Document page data
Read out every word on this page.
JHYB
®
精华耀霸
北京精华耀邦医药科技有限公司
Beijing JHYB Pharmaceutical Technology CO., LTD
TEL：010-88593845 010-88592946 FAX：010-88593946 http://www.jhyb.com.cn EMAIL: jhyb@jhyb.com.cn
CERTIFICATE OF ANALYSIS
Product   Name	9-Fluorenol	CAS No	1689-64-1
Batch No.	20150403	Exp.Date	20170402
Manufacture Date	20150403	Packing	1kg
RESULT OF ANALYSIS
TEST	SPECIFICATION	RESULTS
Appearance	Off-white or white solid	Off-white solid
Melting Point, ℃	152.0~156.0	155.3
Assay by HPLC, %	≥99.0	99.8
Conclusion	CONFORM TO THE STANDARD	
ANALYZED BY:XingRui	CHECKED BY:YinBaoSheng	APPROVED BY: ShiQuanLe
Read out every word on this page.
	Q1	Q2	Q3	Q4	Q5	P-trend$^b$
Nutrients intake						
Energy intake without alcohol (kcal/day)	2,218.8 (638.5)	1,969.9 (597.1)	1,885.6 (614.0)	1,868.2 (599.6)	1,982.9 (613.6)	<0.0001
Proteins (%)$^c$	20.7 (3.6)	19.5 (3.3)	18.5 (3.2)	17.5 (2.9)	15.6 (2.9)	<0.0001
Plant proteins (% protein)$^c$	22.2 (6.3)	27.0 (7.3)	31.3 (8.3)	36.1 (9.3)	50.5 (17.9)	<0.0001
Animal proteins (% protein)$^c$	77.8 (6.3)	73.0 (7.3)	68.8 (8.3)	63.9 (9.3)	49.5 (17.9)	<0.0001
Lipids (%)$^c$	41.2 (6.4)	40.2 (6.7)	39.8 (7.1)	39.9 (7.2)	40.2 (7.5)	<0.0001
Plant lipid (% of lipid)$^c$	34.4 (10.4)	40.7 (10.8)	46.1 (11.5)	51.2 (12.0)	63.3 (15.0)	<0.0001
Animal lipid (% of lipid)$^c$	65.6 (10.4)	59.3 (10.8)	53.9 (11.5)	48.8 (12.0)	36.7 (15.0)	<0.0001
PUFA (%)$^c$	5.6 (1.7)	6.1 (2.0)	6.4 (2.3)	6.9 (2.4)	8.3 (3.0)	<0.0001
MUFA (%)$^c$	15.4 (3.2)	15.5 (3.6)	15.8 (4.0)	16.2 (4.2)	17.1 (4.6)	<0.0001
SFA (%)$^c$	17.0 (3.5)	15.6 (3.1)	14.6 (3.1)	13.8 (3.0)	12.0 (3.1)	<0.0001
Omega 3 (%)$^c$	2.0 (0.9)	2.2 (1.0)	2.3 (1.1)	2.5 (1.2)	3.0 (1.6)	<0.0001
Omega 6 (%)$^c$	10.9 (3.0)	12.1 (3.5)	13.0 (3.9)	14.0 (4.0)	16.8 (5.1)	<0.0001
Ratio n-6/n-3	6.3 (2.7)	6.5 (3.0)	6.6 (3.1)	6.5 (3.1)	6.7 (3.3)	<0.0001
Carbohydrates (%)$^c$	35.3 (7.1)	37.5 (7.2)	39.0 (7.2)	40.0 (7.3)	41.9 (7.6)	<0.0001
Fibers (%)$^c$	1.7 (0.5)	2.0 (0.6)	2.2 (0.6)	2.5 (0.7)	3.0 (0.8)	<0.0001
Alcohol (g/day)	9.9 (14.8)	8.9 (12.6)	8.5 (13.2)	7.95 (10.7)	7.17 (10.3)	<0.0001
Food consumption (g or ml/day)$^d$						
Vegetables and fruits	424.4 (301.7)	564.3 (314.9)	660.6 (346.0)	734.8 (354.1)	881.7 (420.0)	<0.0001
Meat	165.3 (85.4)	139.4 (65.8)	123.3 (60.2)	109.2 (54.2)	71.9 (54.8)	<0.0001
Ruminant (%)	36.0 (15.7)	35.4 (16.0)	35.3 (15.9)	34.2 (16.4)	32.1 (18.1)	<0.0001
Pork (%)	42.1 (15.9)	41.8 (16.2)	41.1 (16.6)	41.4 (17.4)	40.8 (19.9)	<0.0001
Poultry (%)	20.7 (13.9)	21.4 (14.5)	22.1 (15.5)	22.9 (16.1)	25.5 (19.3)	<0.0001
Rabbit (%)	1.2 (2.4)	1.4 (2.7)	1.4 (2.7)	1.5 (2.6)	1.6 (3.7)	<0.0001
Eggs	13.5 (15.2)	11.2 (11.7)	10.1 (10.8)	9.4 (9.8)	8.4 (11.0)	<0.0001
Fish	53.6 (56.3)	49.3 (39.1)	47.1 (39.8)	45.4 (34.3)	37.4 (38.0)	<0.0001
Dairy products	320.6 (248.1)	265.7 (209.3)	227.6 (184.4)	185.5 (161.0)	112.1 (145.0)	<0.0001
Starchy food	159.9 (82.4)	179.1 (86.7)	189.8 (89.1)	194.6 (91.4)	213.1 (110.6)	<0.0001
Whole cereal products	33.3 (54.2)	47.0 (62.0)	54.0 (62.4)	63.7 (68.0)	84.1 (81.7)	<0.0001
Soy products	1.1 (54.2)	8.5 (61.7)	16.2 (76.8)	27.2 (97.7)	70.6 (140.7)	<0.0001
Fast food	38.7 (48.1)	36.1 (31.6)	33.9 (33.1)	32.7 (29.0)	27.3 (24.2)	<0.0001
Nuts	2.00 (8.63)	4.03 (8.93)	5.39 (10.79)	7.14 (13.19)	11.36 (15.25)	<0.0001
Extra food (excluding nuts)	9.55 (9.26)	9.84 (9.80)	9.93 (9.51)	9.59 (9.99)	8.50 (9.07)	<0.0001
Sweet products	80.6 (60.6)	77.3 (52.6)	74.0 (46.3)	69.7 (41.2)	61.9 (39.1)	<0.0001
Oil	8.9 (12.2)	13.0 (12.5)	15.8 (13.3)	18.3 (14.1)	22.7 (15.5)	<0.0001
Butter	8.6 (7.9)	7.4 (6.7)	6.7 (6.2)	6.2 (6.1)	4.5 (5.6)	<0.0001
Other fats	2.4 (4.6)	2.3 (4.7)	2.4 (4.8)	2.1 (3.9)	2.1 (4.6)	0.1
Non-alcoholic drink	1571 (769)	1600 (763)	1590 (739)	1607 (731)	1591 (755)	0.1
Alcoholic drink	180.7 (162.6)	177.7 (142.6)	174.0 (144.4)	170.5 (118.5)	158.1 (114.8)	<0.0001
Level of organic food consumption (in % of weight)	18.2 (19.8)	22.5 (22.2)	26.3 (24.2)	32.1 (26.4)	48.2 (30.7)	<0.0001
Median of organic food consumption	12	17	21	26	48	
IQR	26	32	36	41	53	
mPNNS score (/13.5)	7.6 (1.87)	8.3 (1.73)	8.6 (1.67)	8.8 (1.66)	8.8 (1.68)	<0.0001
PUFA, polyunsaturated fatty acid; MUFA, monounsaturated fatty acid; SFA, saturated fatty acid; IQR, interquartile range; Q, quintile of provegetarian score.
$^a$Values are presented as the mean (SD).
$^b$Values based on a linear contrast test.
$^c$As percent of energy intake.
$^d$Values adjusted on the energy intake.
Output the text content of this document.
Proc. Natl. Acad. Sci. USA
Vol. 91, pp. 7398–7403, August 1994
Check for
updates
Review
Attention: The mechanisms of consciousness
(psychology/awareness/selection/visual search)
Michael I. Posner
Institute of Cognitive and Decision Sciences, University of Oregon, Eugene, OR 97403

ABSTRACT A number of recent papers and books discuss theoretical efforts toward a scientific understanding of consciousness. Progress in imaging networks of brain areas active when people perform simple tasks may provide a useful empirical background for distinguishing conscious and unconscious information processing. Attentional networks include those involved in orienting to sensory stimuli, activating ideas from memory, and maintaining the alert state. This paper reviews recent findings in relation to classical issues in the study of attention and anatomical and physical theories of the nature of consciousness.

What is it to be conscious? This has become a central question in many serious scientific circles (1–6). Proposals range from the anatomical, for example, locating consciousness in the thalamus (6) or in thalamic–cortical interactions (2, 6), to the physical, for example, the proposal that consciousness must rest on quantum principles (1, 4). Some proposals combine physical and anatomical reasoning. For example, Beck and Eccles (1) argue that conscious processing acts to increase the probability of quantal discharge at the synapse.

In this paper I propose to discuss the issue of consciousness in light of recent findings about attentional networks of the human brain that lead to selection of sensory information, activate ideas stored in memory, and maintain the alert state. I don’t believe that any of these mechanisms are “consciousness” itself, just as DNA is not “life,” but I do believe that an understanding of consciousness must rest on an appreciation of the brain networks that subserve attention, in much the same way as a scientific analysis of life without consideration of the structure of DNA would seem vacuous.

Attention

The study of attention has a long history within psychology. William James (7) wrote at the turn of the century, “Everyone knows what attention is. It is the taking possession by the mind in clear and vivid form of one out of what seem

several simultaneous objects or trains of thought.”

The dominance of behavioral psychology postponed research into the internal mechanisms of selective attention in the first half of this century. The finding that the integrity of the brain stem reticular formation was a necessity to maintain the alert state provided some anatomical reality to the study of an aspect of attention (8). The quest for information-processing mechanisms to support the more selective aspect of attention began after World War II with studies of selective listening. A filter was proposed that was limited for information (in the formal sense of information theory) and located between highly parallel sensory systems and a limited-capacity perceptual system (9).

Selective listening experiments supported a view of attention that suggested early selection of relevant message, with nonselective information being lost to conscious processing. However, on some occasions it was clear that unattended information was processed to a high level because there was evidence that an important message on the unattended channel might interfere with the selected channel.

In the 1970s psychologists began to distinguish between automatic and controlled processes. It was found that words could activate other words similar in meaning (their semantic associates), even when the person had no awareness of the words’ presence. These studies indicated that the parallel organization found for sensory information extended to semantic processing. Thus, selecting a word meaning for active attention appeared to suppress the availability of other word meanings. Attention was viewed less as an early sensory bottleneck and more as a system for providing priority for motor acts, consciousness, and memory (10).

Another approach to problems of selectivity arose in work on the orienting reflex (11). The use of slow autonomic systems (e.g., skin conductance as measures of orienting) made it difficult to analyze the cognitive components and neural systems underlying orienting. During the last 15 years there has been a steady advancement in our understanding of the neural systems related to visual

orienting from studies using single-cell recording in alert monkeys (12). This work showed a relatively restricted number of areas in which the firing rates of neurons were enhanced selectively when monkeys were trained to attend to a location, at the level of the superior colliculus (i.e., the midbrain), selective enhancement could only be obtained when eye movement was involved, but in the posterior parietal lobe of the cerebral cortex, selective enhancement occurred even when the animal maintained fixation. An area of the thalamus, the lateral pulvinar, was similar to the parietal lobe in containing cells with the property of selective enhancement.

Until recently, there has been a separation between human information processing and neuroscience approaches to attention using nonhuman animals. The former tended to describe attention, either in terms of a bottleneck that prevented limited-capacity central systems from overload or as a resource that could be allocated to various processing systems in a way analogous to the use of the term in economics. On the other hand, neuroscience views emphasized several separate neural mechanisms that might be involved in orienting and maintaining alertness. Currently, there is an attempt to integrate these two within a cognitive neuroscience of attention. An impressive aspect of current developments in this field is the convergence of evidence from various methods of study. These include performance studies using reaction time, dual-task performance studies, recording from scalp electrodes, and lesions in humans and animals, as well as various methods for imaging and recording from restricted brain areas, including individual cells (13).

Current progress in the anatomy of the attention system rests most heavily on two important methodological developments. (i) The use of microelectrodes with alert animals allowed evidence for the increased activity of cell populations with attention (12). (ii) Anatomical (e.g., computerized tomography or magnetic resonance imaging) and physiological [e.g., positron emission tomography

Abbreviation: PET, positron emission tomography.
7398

§ What needs to be done: Say how many lines in the records hold the word "MUFA", giving the number by itself.

§ Result for this exercise: 2